• _GIVEN INFORMATION_
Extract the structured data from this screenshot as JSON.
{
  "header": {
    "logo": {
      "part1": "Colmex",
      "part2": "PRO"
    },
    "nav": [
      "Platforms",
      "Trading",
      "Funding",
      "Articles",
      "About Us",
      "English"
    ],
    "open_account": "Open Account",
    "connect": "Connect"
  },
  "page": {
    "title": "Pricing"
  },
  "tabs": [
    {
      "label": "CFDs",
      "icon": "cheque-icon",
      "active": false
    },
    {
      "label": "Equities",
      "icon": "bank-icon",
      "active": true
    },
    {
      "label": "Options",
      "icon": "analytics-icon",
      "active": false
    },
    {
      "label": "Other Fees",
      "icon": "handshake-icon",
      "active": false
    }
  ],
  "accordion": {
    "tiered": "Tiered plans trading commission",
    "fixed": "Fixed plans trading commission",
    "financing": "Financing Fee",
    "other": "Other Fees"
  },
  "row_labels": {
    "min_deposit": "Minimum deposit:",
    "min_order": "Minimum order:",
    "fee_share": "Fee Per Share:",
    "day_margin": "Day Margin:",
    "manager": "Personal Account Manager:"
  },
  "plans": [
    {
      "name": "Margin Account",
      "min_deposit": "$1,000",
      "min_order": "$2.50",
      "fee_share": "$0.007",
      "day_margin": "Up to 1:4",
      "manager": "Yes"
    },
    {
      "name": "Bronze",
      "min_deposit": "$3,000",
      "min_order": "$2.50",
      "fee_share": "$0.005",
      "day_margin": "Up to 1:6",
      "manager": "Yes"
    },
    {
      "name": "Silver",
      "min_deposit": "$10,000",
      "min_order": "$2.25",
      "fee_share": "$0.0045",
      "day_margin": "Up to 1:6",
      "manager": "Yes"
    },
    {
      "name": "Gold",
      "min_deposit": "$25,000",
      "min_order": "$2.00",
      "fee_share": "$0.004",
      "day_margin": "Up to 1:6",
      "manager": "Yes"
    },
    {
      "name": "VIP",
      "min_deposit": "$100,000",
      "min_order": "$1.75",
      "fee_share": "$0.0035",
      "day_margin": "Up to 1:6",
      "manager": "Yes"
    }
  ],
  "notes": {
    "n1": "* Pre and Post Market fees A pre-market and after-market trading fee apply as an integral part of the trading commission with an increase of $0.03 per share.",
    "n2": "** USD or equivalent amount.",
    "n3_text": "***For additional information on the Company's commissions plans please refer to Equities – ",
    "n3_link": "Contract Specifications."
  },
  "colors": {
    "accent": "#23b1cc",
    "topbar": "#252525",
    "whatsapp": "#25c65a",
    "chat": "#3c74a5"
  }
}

• _WORK TO COMPLETE_
Write out all the entries exactly.

• _TASK RESULT_
Extract the structured data from this screenshot as JSON.
{
  "header": {
    "logo": {
      "part1": "Colmex",
      "part2": "PRO"
    },
    "nav": [
      "Platforms",
      "Trading",
      "Funding",
      "Articles",
      "About Us",
      "English"
    ],
    "open_account": "Open Account",
    "connect": "Connect"
  },
  "page": {
    "title": "Pricing"
  },
  "tabs": [
    {
      "label": "CFDs",
      "icon": "cheque-icon",
      "active": false
    },
    {
      "label": "Equities",
      "icon": "bank-icon",
      "active": true
    },
    {
      "label": "Options",
      "icon": "analytics-icon",
      "active": false
    },
    {
      "label": "Other Fees",
      "icon": "handshake-icon",
      "active": false
    }
  ],
  "accordion": {
    "tiered": "Tiered plans trading commission",
    "fixed": "Fixed plans trading commission",
    "financing": "Financing Fee",
    "other": "Other Fees"
  },
  "row_labels": {
    "min_deposit": "Minimum deposit:",
    "min_order": "Minimum order:",
    "fee_share": "Fee Per Share:",
    "day_margin": "Day Margin:",
    "manager": "Personal Account Manager:"
  },
  "plans": [
    {
      "name": "Margin Account",
      "min_deposit": "$1,000",
      "min_order": "$2.50",
      "fee_share": "$0.007",
      "day_margin": "Up to 1:4",
      "manager": "Yes"
    },
    {
      "name": "Bronze",
      "min_deposit": "$3,000",
      "min_order": "$2.50",
      "fee_share": "$0.005",
      "day_margin": "Up to 1:6",
      "manager": "Yes"
    },
    {
      "name": "Silver",
      "min_deposit": "$10,000",
      "min_order": "$2.25",
      "fee_share": "$0.0045",
      "day_margin": "Up to 1:6",
      "manager": "Yes"
    },
    {
      "name": "Gold",
      "min_deposit": "$25,000",
      "min_order": "$2.00",
      "fee_share": "$0.004",
      "day_margin": "Up to 1:6",
      "manager": "Yes"
    },
    {
      "name": "VIP",
      "min_deposit": "$100,000",
      "min_order": "$1.75",
      "fee_share": "$0.0035",
      "day_margin": "Up to 1:6",
      "manager": "Yes"
    }
  ],
  "notes": {
    "n1": "* Pre and Post Market fees A pre-market and after-market trading fee apply as an integral part of the trading commission with an increase of $0.03 per share.",
    "n2": "** USD or equivalent amount.",
    "n3_text": "***For additional information on the Company's commissions plans please refer to Equities – ",
    "n3_link": "Contract Specifications."
  },
  "colors": {
    "accent": "#23b1cc",
    "topbar": "#252525",
    "whatsapp": "#25c65a",
    "chat": "#3c74a5"
  }
}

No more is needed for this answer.